* _INSTRUCTIONS FOR THE TASK_:
Reproduce each of the lines word for word.

[Some records]
==============================

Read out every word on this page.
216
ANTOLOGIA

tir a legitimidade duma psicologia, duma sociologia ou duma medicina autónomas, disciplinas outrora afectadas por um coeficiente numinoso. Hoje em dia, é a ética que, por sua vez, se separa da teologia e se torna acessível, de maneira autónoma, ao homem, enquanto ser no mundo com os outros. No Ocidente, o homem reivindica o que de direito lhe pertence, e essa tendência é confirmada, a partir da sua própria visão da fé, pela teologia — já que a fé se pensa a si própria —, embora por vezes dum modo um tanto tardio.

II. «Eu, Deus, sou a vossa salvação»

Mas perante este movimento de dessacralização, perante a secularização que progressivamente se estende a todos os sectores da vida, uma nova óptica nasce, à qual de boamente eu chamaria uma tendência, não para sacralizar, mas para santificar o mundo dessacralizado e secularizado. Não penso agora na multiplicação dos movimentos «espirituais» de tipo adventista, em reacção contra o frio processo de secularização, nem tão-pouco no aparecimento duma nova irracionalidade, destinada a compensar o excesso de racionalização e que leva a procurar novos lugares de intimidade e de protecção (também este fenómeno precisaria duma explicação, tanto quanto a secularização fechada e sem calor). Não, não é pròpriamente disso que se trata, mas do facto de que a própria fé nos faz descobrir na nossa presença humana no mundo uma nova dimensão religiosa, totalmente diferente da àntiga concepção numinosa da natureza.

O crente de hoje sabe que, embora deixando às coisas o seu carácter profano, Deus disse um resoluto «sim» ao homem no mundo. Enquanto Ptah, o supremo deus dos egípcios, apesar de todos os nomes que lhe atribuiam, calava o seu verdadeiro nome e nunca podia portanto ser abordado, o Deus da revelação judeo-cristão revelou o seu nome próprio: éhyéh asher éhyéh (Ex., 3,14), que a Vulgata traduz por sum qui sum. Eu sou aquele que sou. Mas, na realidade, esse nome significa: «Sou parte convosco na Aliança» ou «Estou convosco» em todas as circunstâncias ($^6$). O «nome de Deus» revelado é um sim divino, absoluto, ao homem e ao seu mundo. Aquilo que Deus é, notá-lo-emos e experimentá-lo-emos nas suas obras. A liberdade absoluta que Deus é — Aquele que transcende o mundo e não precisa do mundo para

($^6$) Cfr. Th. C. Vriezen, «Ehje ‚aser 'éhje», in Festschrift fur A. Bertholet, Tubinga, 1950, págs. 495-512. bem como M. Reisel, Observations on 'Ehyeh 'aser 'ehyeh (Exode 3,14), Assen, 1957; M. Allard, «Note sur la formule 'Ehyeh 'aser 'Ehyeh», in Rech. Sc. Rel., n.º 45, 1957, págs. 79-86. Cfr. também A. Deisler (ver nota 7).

==============================

* _ANSWER IN FULL_:
Read out every word on this page.
216
ANTOLOGIA

tir a legitimidade duma psicologia, duma sociologia ou duma medicina autónomas, disciplinas outrora afectadas por um coeficiente numinoso. Hoje em dia, é a ética que, por sua vez, se separa da teologia e se torna acessível, de maneira autónoma, ao homem, enquanto ser no mundo com os outros. No Ocidente, o homem reivindica o que de direito lhe pertence, e essa tendência é confirmada, a partir da sua própria visão da fé, pela teologia — já que a fé se pensa a si própria —, embora por vezes dum modo um tanto tardio.

II. «Eu, Deus, sou a vossa salvação»

Mas perante este movimento de dessacralização, perante a secularização que progressivamente se estende a todos os sectores da vida, uma nova óptica nasce, à qual de boamente eu chamaria uma tendência, não para sacralizar, mas para santificar o mundo dessacralizado e secularizado. Não penso agora na multiplicação dos movimentos «espirituais» de tipo adventista, em reacção contra o frio processo de secularização, nem tão-pouco no aparecimento duma nova irracionalidade, destinada a compensar o excesso de racionalização e que leva a procurar novos lugares de intimidade e de protecção (também este fenómeno precisaria duma explicação, tanto quanto a secularização fechada e sem calor). Não, não é pròpriamente disso que se trata, mas do facto de que a própria fé nos faz descobrir na nossa presença humana no mundo uma nova dimensão religiosa, totalmente diferente da àntiga concepção numinosa da natureza.

O crente de hoje sabe que, embora deixando às coisas o seu carácter profano, Deus disse um resoluto «sim» ao homem no mundo. Enquanto Ptah, o supremo deus dos egípcios, apesar de todos os nomes que lhe atribuiam, calava o seu verdadeiro nome e nunca podia portanto ser abordado, o Deus da revelação judeo-cristão revelou o seu nome próprio: éhyéh asher éhyéh (Ex., 3,14), que a Vulgata traduz por sum qui sum. Eu sou aquele que sou. Mas, na realidade, esse nome significa: «Sou parte convosco na Aliança» ou «Estou convosco» em todas as circunstâncias ($^6$). O «nome de Deus» revelado é um sim divino, absoluto, ao homem e ao seu mundo. Aquilo que Deus é, notá-lo-emos e experimentá-lo-emos nas suas obras. A liberdade absoluta que Deus é — Aquele que transcende o mundo e não precisa do mundo para

($^6$) Cfr. Th. C. Vriezen, «Ehje ‚aser 'éhje», in Festschrift fur A. Bertholet, Tubinga, 1950, págs. 495-512. bem como M. Reisel, Observations on 'Ehyeh 'aser 'ehyeh (Exode 3,14), Assen, 1957; M. Allard, «Note sur la formule 'Ehyeh 'aser 'Ehyeh», in Rech. Sc. Rel., n.º 45, 1957, págs. 79-86. Cfr. também A. Deisler (ver nota 7).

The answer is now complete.